[Part of a data file]
****************

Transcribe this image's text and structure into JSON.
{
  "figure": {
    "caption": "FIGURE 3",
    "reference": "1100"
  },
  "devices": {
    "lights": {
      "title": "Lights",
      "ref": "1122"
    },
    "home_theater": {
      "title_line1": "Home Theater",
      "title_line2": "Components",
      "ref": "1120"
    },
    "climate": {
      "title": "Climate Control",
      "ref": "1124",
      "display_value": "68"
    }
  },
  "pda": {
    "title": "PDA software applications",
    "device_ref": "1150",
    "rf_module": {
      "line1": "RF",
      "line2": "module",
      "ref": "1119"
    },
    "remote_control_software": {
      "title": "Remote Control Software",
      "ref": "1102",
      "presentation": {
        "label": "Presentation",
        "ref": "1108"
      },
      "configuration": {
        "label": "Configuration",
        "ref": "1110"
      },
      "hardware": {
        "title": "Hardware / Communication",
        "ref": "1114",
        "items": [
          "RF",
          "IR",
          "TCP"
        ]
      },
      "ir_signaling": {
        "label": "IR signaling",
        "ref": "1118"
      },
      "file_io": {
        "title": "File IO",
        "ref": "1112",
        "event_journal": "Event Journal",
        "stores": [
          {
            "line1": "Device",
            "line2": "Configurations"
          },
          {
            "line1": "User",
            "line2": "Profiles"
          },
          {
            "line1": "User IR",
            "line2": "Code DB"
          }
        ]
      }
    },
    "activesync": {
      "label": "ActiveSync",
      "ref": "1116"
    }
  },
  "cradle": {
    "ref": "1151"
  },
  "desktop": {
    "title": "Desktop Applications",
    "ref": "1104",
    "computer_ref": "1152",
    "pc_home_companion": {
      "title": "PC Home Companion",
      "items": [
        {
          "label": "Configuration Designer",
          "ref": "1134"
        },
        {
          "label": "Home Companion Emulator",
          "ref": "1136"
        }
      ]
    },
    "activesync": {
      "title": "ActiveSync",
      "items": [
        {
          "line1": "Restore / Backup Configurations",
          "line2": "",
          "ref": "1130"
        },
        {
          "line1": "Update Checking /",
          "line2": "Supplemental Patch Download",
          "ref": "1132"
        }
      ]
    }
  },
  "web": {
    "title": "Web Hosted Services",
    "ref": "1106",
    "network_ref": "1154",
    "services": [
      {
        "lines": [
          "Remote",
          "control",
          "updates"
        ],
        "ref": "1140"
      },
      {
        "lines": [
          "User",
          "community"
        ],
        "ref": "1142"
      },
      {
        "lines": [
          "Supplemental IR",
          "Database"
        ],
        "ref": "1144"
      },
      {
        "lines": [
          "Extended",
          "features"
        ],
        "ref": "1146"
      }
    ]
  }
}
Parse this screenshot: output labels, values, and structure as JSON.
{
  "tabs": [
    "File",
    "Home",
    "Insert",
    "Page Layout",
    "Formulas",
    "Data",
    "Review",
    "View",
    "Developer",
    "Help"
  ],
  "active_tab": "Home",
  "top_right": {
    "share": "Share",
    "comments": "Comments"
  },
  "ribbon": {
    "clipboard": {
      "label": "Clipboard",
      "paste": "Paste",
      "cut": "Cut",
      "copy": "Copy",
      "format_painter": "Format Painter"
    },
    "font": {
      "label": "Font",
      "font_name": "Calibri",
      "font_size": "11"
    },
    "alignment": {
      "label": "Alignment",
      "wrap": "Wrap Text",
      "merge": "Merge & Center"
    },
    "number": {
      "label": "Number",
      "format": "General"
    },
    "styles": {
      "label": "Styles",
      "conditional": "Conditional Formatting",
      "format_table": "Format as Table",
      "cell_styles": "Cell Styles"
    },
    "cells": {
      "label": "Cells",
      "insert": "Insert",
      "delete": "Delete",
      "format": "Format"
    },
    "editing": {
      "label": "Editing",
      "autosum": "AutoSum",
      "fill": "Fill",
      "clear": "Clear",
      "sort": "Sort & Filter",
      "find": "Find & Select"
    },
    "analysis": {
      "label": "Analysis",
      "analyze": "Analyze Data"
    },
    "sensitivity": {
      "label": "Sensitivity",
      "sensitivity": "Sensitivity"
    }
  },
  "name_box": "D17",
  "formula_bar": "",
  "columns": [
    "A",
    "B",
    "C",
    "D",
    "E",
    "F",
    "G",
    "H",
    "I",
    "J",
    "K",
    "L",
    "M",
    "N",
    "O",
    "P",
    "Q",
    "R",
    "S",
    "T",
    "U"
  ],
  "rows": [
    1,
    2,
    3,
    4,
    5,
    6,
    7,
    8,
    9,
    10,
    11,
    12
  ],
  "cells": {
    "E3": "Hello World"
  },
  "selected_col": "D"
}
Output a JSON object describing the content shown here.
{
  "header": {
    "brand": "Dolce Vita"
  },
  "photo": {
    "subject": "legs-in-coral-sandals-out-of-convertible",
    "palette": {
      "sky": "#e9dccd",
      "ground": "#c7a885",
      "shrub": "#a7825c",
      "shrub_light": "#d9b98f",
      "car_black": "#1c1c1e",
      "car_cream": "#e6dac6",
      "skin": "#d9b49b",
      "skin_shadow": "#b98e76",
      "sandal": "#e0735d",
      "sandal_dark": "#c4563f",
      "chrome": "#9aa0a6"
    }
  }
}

****************

▸ **Work to do**
Quote each line of the listing above exactly.

▸ **Written response**
Transcribe this image's text and structure into JSON.
{
  "figure": {
    "caption": "FIGURE 3",
    "reference": "1100"
  },
  "devices": {
    "lights": {
      "title": "Lights",
      "ref": "1122"
    },
    "home_theater": {
      "title_line1": "Home Theater",
      "title_line2": "Components",
      "ref": "1120"
    },
    "climate": {
      "title": "Climate Control",
      "ref": "1124",
      "display_value": "68"
    }
  },
  "pda": {
    "title": "PDA software applications",
    "device_ref": "1150",
    "rf_module": {
      "line1": "RF",
      "line2": "module",
      "ref": "1119"
    },
    "remote_control_software": {
      "title": "Remote Control Software",
      "ref": "1102",
      "presentation": {
        "label": "Presentation",
        "ref": "1108"
      },
      "configuration": {
        "label": "Configuration",
        "ref": "1110"
      },
      "hardware": {
        "title": "Hardware / Communication",
        "ref": "1114",
        "items": [
          "RF",
          "IR",
          "TCP"
        ]
      },
      "ir_signaling": {
        "label": "IR signaling",
        "ref": "1118"
      },
      "file_io": {
        "title": "File IO",
        "ref": "1112",
        "event_journal": "Event Journal",
        "stores": [
          {
            "line1": "Device",
            "line2": "Configurations"
          },
          {
            "line1": "User",
            "line2": "Profiles"
          },
          {
            "line1": "User IR",
            "line2": "Code DB"
          }
        ]
      }
    },
    "activesync": {
      "label": "ActiveSync",
      "ref": "1116"
    }
  },
  "cradle": {
    "ref": "1151"
  },
  "desktop": {
    "title": "Desktop Applications",
    "ref": "1104",
    "computer_ref": "1152",
    "pc_home_companion": {
      "title": "PC Home Companion",
      "items": [
        {
          "label": "Configuration Designer",
          "ref": "1134"
        },
        {
          "label": "Home Companion Emulator",
          "ref": "1136"
        }
      ]
    },
    "activesync": {
      "title": "ActiveSync",
      "items": [
        {
          "line1": "Restore / Backup Configurations",
          "line2": "",
          "ref": "1130"
        },
        {
          "line1": "Update Checking /",
          "line2": "Supplemental Patch Download",
          "ref": "1132"
        }
      ]
    }
  },
  "web": {
    "title": "Web Hosted Services",
    "ref": "1106",
    "network_ref": "1154",
    "services": [
      {
        "lines": [
          "Remote",
          "control",
          "updates"
        ],
        "ref": "1140"
      },
      {
        "lines": [
          "User",
          "community"
        ],
        "ref": "1142"
      },
      {
        "lines": [
          "Supplemental IR",
          "Database"
        ],
        "ref": "1144"
      },
      {
        "lines": [
          "Extended",
          "features"
        ],
        "ref": "1146"
      }
    ]
  }
}
Parse this screenshot: output labels, values, and structure as JSON.
{
  "tabs": [
    "File",
    "Home",
    "Insert",
    "Page Layout",
    "Formulas",
    "Data",
    "Review",
    "View",
    "Developer",
    "Help"
  ],
  "active_tab": "Home",
  "top_right": {
    "share": "Share",
    "comments": "Comments"
  },
  "ribbon": {
    "clipboard": {
      "label": "Clipboard",
      "paste": "Paste",
      "cut": "Cut",
      "copy": "Copy",
      "format_painter": "Format Painter"
    },
    "font": {
      "label": "Font",
      "font_name": "Calibri",
      "font_size": "11"
    },
    "alignment": {
      "label": "Alignment",
      "wrap": "Wrap Text",
      "merge": "Merge & Center"
    },
    "number": {
      "label": "Number",
      "format": "General"
    },
    "styles": {
      "label": "Styles",
      "conditional": "Conditional Formatting",
      "format_table": "Format as Table",
      "cell_styles": "Cell Styles"
    },
    "cells": {
      "label": "Cells",
      "insert": "Insert",
      "delete": "Delete",
      "format": "Format"
    },
    "editing": {
      "label": "Editing",
      "autosum": "AutoSum",
      "fill": "Fill",
      "clear": "Clear",
      "sort": "Sort & Filter",
      "find": "Find & Select"
    },
    "analysis": {
      "label": "Analysis",
      "analyze": "Analyze Data"
    },
    "sensitivity": {
      "label": "Sensitivity",
      "sensitivity": "Sensitivity"
    }
  },
  "name_box": "D17",
  "formula_bar": "",
  "columns": [
    "A",
    "B",
    "C",
    "D",
    "E",
    "F",
    "G",
    "H",
    "I",
    "J",
    "K",
    "L",
    "M",
    "N",
    "O",
    "P",
    "Q",
    "R",
    "S",
    "T",
    "U"
  ],
  "rows": [
    1,
    2,
    3,
    4,
    5,
    6,
    7,
    8,
    9,
    10,
    11,
    12
  ],
  "cells": {
    "E3": "Hello World"
  },
  "selected_col": "D"
}
Output a JSON object describing the content shown here.
{
  "header": {
    "brand": "Dolce Vita"
  },
  "photo": {
    "subject": "legs-in-coral-sandals-out-of-convertible",
    "palette": {
      "sky": "#e9dccd",
      "ground": "#c7a885",
      "shrub": "#a7825c",
      "shrub_light": "#d9b98f",
      "car_black": "#1c1c1e",
      "car_cream": "#e6dac6",
      "skin": "#d9b49b",
      "skin_shadow": "#b98e76",
      "sandal": "#e0735d",
      "sandal_dark": "#c4563f",
      "chrome": "#9aa0a6"
    }
  }
}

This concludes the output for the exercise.